▶ [Required task]: Each line of the data that includes the string "marker" is to be copied out.

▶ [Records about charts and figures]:

========

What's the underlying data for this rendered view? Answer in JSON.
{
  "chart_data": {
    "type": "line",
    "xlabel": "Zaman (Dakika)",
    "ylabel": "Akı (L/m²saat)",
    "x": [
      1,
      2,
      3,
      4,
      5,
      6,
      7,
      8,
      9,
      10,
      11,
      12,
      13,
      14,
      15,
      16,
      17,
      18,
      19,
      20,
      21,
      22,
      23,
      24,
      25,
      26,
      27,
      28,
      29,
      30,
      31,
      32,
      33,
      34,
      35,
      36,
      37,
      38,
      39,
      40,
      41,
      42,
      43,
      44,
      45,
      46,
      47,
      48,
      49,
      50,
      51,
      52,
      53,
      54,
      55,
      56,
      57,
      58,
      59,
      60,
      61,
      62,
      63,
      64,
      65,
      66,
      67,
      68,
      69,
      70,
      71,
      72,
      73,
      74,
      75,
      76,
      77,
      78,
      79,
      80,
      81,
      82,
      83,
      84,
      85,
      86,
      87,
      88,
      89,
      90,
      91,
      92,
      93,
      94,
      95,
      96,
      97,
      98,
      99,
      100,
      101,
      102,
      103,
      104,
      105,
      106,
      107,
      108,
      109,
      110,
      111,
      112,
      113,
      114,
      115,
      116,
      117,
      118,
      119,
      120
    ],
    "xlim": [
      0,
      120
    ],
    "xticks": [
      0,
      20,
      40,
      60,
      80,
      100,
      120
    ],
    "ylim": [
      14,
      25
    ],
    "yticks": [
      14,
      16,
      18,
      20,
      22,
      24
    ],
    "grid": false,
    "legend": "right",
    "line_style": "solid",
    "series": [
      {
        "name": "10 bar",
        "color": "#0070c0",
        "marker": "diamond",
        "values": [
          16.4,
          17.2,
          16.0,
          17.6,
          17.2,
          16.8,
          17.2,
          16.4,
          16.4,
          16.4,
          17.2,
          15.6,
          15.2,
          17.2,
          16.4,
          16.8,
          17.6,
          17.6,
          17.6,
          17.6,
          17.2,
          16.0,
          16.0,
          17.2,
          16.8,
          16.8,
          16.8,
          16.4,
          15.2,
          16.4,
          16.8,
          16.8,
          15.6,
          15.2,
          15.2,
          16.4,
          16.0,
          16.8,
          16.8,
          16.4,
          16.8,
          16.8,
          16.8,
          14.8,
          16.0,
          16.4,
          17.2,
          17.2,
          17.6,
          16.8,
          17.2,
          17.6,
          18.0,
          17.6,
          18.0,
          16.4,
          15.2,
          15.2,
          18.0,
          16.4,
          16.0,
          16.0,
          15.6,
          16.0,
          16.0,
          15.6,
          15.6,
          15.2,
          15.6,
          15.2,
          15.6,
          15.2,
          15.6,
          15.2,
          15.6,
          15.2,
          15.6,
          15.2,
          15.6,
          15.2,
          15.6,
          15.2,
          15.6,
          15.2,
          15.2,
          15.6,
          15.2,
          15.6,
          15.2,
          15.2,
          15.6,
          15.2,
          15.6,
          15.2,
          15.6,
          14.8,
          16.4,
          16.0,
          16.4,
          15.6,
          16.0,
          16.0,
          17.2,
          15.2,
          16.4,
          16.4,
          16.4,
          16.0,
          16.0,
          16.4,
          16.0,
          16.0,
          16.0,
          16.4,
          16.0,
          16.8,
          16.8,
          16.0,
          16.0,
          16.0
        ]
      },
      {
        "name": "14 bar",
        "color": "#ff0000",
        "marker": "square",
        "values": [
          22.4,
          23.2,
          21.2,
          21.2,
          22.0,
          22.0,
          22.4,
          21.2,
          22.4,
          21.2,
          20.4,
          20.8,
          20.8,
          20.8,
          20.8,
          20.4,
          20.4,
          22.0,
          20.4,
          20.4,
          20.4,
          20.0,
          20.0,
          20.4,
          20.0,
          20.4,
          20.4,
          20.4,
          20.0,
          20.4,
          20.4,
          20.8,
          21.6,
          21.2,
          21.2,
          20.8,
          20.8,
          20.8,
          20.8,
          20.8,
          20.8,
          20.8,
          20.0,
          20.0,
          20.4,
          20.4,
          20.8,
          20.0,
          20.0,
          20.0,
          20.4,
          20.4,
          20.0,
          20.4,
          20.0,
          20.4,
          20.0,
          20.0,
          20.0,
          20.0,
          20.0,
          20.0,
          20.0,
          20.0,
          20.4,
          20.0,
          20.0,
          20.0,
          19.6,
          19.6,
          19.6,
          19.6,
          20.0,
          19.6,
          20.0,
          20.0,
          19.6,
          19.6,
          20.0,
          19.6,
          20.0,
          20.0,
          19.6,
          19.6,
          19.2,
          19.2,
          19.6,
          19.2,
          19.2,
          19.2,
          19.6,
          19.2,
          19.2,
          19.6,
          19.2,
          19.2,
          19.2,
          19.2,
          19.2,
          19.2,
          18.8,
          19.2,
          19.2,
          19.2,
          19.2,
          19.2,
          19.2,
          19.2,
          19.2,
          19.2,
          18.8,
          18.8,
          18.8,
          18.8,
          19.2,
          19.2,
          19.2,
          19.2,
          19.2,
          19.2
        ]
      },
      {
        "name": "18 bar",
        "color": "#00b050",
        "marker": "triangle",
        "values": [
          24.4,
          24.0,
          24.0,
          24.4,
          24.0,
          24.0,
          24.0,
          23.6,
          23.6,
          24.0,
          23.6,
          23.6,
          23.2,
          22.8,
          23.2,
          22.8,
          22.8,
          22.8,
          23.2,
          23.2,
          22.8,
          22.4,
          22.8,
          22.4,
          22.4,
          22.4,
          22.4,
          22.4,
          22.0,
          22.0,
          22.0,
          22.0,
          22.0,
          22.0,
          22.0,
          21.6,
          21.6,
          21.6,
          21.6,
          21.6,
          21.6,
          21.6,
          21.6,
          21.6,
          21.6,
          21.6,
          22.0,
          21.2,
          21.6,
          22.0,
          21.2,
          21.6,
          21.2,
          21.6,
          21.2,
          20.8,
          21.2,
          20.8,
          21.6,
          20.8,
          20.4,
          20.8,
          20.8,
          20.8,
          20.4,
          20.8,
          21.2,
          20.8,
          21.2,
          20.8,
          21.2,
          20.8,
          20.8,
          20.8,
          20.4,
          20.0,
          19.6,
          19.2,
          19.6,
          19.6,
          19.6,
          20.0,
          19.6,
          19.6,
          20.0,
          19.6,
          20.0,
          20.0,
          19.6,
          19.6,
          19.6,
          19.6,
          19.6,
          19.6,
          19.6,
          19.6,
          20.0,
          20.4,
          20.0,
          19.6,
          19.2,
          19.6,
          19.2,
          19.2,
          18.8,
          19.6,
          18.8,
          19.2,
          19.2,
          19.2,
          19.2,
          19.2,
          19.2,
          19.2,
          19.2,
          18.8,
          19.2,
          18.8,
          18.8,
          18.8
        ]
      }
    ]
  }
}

========

▶ [Exercise response]:
        "marker": "diamond",
        "marker": "square",
        "marker": "triangle",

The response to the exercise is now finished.